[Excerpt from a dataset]
☆ ☆ ☆ ☆ ☆
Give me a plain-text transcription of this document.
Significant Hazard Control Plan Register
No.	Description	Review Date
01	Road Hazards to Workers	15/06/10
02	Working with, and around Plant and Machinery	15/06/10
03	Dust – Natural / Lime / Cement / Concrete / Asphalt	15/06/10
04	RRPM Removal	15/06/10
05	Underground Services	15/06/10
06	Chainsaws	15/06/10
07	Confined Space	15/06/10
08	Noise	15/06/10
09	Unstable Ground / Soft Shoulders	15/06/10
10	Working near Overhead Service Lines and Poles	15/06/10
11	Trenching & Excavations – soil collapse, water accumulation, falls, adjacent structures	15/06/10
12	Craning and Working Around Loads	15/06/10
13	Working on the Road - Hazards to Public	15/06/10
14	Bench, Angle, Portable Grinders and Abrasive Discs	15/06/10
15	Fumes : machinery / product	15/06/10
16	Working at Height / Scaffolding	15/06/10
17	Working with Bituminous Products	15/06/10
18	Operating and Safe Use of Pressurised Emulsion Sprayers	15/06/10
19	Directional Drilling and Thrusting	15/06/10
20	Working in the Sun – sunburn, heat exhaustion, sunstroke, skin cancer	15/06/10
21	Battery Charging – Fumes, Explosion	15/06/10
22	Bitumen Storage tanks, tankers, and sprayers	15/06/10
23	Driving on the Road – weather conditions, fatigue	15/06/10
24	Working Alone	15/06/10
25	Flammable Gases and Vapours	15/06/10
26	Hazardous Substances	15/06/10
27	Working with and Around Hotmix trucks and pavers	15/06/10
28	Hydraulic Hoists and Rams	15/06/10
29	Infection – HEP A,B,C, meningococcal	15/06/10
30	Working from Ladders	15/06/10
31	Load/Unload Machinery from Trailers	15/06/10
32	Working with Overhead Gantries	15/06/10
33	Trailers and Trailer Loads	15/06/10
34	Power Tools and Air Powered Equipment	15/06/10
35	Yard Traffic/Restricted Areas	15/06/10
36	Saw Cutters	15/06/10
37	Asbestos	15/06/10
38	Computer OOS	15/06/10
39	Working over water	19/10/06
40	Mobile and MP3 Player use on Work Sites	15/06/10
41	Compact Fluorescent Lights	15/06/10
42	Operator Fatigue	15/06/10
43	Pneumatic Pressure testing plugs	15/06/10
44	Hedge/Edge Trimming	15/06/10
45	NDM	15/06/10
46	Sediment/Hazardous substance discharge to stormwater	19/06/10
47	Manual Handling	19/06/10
☆ ☆ ☆ ☆ ☆
- THE TASK -
From the first line to the last, retype the data exactly.

- CORRECT OUTPUT -
Give me a plain-text transcription of this document.
Significant Hazard Control Plan Register
No.	Description	Review Date
01	Road Hazards to Workers	15/06/10
02	Working with, and around Plant and Machinery	15/06/10
03	Dust – Natural / Lime / Cement / Concrete / Asphalt	15/06/10
04	RRPM Removal	15/06/10
05	Underground Services	15/06/10
06	Chainsaws	15/06/10
07	Confined Space	15/06/10
08	Noise	15/06/10
09	Unstable Ground / Soft Shoulders	15/06/10
10	Working near Overhead Service Lines and Poles	15/06/10
11	Trenching & Excavations – soil collapse, water accumulation, falls, adjacent structures	15/06/10
12	Craning and Working Around Loads	15/06/10
13	Working on the Road - Hazards to Public	15/06/10
14	Bench, Angle, Portable Grinders and Abrasive Discs	15/06/10
15	Fumes : machinery / product	15/06/10
16	Working at Height / Scaffolding	15/06/10
17	Working with Bituminous Products	15/06/10
18	Operating and Safe Use of Pressurised Emulsion Sprayers	15/06/10
19	Directional Drilling and Thrusting	15/06/10
20	Working in the Sun – sunburn, heat exhaustion, sunstroke, skin cancer	15/06/10
21	Battery Charging – Fumes, Explosion	15/06/10
22	Bitumen Storage tanks, tankers, and sprayers	15/06/10
23	Driving on the Road – weather conditions, fatigue	15/06/10
24	Working Alone	15/06/10
25	Flammable Gases and Vapours	15/06/10
26	Hazardous Substances	15/06/10
27	Working with and Around Hotmix trucks and pavers	15/06/10
28	Hydraulic Hoists and Rams	15/06/10
29	Infection – HEP A,B,C, meningococcal	15/06/10
30	Working from Ladders	15/06/10
31	Load/Unload Machinery from Trailers	15/06/10
32	Working with Overhead Gantries	15/06/10
33	Trailers and Trailer Loads	15/06/10
34	Power Tools and Air Powered Equipment	15/06/10
35	Yard Traffic/Restricted Areas	15/06/10
36	Saw Cutters	15/06/10
37	Asbestos	15/06/10
38	Computer OOS	15/06/10
39	Working over water	19/10/06
40	Mobile and MP3 Player use on Work Sites	15/06/10
41	Compact Fluorescent Lights	15/06/10
42	Operator Fatigue	15/06/10
43	Pneumatic Pressure testing plugs	15/06/10
44	Hedge/Edge Trimming	15/06/10
45	NDM	15/06/10
46	Sediment/Hazardous substance discharge to stormwater	19/06/10
47	Manual Handling	19/06/10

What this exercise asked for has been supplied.